◆ **Written task**:
Copy out each line featuring the string "应缴增值税" from the entries beneath.

------------------------------

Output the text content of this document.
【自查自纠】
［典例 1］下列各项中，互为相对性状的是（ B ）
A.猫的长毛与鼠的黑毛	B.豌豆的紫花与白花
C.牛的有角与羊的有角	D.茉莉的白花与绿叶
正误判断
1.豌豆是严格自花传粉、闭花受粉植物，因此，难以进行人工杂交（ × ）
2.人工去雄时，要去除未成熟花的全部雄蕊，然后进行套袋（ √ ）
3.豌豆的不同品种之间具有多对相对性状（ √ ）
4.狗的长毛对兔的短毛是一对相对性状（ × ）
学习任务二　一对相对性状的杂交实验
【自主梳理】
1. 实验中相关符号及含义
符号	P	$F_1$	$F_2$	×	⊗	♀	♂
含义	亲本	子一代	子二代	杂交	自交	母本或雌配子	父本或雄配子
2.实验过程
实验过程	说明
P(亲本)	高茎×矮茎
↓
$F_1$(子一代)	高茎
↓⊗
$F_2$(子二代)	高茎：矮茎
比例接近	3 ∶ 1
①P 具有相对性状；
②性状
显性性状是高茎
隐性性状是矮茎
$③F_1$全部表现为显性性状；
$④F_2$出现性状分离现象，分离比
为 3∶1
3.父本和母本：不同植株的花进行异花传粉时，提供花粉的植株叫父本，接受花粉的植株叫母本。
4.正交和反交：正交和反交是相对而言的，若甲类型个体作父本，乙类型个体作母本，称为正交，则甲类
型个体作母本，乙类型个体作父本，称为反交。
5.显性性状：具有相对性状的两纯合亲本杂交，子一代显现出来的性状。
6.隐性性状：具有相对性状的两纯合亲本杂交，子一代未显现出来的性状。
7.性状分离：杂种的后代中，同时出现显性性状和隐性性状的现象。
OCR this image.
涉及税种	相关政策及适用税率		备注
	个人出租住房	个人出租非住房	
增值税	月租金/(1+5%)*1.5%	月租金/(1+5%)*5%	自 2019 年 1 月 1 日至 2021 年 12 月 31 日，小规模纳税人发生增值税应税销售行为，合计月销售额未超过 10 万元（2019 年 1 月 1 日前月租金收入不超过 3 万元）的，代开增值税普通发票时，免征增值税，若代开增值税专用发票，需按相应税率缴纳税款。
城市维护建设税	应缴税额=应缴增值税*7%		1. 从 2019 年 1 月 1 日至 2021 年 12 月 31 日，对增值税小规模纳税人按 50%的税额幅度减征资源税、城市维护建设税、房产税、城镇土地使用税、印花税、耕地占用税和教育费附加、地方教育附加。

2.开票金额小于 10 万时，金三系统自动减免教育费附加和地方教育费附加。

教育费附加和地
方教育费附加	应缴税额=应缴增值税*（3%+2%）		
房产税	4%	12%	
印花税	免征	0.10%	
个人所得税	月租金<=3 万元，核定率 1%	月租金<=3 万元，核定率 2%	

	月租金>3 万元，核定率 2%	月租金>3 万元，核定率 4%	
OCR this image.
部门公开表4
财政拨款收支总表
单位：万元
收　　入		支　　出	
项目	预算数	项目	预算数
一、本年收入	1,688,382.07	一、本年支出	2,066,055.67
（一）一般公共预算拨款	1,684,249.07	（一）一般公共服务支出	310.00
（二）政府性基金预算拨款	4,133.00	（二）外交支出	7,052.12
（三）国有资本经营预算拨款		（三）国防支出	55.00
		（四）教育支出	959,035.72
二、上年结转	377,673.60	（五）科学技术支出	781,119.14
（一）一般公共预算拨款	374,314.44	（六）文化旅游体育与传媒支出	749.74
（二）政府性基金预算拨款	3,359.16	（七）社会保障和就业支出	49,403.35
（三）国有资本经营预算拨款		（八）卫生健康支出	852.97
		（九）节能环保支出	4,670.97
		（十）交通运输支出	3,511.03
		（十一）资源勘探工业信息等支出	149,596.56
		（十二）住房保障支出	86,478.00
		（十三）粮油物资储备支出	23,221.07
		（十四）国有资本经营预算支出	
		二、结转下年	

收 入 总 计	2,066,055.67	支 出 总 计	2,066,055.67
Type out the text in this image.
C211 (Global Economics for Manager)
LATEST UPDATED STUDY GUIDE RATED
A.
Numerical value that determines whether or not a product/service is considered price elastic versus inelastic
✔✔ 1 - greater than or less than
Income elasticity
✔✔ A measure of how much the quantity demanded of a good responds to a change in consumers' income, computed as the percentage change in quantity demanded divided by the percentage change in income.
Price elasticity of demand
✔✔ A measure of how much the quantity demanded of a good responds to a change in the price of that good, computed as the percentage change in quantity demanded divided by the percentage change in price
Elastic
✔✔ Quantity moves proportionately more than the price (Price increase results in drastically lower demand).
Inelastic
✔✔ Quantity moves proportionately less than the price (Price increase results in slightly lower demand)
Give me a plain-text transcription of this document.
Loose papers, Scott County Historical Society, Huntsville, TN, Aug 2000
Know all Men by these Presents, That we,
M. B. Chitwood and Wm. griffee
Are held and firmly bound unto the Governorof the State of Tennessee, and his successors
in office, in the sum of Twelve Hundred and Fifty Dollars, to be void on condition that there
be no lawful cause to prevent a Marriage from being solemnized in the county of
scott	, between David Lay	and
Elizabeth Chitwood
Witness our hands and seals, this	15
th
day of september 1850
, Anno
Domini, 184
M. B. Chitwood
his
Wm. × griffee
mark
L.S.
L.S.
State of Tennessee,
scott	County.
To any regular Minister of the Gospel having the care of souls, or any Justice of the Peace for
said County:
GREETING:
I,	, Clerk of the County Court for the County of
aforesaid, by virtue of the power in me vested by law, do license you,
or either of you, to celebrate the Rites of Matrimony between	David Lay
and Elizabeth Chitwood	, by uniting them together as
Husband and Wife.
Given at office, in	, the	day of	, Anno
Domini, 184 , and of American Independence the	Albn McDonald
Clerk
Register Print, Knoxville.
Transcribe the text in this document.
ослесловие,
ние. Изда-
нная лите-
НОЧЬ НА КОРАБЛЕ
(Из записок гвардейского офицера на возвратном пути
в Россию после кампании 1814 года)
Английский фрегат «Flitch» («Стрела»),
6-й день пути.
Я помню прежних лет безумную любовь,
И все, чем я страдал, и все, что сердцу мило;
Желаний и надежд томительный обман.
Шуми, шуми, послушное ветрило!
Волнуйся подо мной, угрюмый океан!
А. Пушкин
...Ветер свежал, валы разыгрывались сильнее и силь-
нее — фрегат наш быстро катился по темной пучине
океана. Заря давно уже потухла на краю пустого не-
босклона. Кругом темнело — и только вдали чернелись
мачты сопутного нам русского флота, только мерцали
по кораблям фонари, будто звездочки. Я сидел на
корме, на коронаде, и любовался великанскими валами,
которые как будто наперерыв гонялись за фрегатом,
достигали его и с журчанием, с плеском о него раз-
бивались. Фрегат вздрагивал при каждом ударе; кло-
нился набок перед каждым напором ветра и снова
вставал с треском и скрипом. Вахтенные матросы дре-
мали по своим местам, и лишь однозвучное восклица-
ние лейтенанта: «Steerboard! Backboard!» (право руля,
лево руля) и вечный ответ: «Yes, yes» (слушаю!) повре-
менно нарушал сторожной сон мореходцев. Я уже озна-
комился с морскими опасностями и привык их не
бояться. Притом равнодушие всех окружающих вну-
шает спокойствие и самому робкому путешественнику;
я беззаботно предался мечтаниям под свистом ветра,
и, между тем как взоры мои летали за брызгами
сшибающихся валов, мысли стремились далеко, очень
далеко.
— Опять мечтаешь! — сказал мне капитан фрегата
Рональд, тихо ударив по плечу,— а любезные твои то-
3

------------------------------

◆ **Task solution**:
城市维护建设税	应缴税额=应缴增值税*7%		1. 从 2019 年 1 月 1 日至 2021 年 12 月 31 日，对增值税小规模纳税人按 50%的税额幅度减征资源税、城市维护建设税、房产税、城镇土地使用税、印花税、耕地占用税和教育费附加、地方教育附加。
方教育费附加	应缴税额=应缴增值税*（3%+2%）		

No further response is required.